┌──
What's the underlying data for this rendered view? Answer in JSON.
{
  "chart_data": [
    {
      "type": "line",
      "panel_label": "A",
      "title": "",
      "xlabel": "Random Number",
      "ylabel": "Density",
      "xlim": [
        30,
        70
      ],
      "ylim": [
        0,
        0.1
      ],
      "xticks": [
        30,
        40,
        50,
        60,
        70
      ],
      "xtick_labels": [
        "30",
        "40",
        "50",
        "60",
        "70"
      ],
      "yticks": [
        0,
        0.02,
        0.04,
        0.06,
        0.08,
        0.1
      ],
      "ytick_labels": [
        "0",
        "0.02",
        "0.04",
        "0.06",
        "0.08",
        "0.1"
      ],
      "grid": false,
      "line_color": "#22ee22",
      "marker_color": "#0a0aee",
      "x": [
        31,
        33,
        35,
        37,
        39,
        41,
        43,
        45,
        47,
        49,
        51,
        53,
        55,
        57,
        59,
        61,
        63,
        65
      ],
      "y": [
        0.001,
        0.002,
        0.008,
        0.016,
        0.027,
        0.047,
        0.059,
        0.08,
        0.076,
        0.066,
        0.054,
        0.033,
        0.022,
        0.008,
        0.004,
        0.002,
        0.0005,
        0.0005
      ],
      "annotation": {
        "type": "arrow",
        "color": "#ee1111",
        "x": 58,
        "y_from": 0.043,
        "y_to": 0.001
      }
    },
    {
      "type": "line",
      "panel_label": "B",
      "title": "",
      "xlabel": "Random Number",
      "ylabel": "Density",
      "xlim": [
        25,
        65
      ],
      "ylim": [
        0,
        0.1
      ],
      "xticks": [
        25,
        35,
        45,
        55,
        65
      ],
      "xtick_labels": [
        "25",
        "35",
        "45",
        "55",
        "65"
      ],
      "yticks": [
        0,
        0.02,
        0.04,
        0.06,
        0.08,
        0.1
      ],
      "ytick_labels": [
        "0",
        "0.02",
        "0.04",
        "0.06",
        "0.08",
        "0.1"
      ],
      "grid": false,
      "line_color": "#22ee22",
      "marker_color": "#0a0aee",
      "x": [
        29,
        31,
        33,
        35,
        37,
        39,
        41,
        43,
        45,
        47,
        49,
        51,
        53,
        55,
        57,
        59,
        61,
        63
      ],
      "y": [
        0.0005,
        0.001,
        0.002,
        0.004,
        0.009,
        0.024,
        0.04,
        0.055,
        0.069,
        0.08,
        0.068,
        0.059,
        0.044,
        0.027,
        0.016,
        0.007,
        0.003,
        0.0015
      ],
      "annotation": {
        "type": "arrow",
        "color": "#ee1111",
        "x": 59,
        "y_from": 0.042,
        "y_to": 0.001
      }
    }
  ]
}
└──
Output the records above in their entirety, exactly.

What's the underlying data for this rendered view? Answer in JSON.
{
  "chart_data": [
    {
      "type": "line",
      "panel_label": "A",
      "title": "",
      "xlabel": "Random Number",
      "ylabel": "Density",
      "xlim": [
        30,
        70
      ],
      "ylim": [
        0,
        0.1
      ],
      "xticks": [
        30,
        40,
        50,
        60,
        70
      ],
      "xtick_labels": [
        "30",
        "40",
        "50",
        "60",
        "70"
      ],
      "yticks": [
        0,
        0.02,
        0.04,
        0.06,
        0.08,
        0.1
      ],
      "ytick_labels": [
        "0",
        "0.02",
        "0.04",
        "0.06",
        "0.08",
        "0.1"
      ],
      "grid": false,
      "line_color": "#22ee22",
      "marker_color": "#0a0aee",
      "x": [
        31,
        33,
        35,
        37,
        39,
        41,
        43,
        45,
        47,
        49,
        51,
        53,
        55,
        57,
        59,
        61,
        63,
        65
      ],
      "y": [
        0.001,
        0.002,
        0.008,
        0.016,
        0.027,
        0.047,
        0.059,
        0.08,
        0.076,
        0.066,
        0.054,
        0.033,
        0.022,
        0.008,
        0.004,
        0.002,
        0.0005,
        0.0005
      ],
      "annotation": {
        "type": "arrow",
        "color": "#ee1111",
        "x": 58,
        "y_from": 0.043,
        "y_to": 0.001
      }
    },
    {
      "type": "line",
      "panel_label": "B",
      "title": "",
      "xlabel": "Random Number",
      "ylabel": "Density",
      "xlim": [
        25,
        65
      ],
      "ylim": [
        0,
        0.1
      ],
      "xticks": [
        25,
        35,
        45,
        55,
        65
      ],
      "xtick_labels": [
        "25",
        "35",
        "45",
        "55",
        "65"
      ],
      "yticks": [
        0,
        0.02,
        0.04,
        0.06,
        0.08,
        0.1
      ],
      "ytick_labels": [
        "0",
        "0.02",
        "0.04",
        "0.06",
        "0.08",
        "0.1"
      ],
      "grid": false,
      "line_color": "#22ee22",
      "marker_color": "#0a0aee",
      "x": [
        29,
        31,
        33,
        35,
        37,
        39,
        41,
        43,
        45,
        47,
        49,
        51,
        53,
        55,
        57,
        59,
        61,
        63
      ],
      "y": [
        0.0005,
        0.001,
        0.002,
        0.004,
        0.009,
        0.024,
        0.04,
        0.055,
        0.069,
        0.08,
        0.068,
        0.059,
        0.044,
        0.027,
        0.016,
        0.007,
        0.003,
        0.0015
      ],
      "annotation": {
        "type": "arrow",
        "color": "#ee1111",
        "x": 59,
        "y_from": 0.042,
        "y_to": 0.001
      }
    }
  ]
}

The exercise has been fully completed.